> _Exercise prompt_
Search the data for the word "Majumder" and copy each line that has it.

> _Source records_
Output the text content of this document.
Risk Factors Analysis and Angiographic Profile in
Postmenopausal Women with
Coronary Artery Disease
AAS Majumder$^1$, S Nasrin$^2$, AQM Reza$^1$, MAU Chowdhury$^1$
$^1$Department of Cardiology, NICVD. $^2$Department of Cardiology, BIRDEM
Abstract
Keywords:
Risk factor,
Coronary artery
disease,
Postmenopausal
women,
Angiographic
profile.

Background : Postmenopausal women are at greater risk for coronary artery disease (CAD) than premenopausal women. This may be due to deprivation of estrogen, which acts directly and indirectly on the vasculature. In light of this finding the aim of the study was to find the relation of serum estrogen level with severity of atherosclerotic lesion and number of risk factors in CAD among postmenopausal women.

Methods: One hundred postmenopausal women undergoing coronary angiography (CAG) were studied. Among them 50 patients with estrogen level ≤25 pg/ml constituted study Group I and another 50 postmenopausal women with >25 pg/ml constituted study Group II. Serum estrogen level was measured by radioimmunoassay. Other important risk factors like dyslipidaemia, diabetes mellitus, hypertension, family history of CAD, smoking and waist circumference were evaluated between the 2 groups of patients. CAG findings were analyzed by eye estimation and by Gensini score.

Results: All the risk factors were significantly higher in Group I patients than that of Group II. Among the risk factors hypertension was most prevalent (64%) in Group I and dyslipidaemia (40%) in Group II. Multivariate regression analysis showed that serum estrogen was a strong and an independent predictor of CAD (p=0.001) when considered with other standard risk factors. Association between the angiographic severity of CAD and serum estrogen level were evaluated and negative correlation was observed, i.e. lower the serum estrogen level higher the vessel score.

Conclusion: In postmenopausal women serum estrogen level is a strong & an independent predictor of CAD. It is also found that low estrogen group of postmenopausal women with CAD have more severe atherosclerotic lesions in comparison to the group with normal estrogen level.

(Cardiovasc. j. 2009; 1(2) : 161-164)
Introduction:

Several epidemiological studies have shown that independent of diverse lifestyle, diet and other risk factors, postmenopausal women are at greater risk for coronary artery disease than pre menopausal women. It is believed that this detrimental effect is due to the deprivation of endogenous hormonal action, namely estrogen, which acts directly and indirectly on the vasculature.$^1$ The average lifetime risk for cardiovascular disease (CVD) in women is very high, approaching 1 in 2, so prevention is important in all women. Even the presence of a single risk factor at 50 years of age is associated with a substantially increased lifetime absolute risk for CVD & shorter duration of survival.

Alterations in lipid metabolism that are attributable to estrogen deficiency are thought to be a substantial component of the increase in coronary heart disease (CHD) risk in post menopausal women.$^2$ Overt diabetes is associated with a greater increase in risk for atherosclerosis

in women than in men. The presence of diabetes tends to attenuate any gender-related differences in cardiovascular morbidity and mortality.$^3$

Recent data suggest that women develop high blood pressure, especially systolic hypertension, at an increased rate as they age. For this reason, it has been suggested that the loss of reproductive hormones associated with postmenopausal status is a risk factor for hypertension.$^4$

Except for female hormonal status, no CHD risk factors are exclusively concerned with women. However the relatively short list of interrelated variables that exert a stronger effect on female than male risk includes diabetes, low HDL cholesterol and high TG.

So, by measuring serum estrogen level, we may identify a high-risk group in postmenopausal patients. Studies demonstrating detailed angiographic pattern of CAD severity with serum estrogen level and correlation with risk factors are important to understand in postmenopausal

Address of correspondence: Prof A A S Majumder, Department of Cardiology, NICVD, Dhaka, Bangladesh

> _Exercise response_
AAS Majumder$^1$, S Nasrin$^2$, AQM Reza$^1$, MAU Chowdhury$^1$
Address of correspondence: Prof A A S Majumder, Department of Cardiology, NICVD, Dhaka, Bangladesh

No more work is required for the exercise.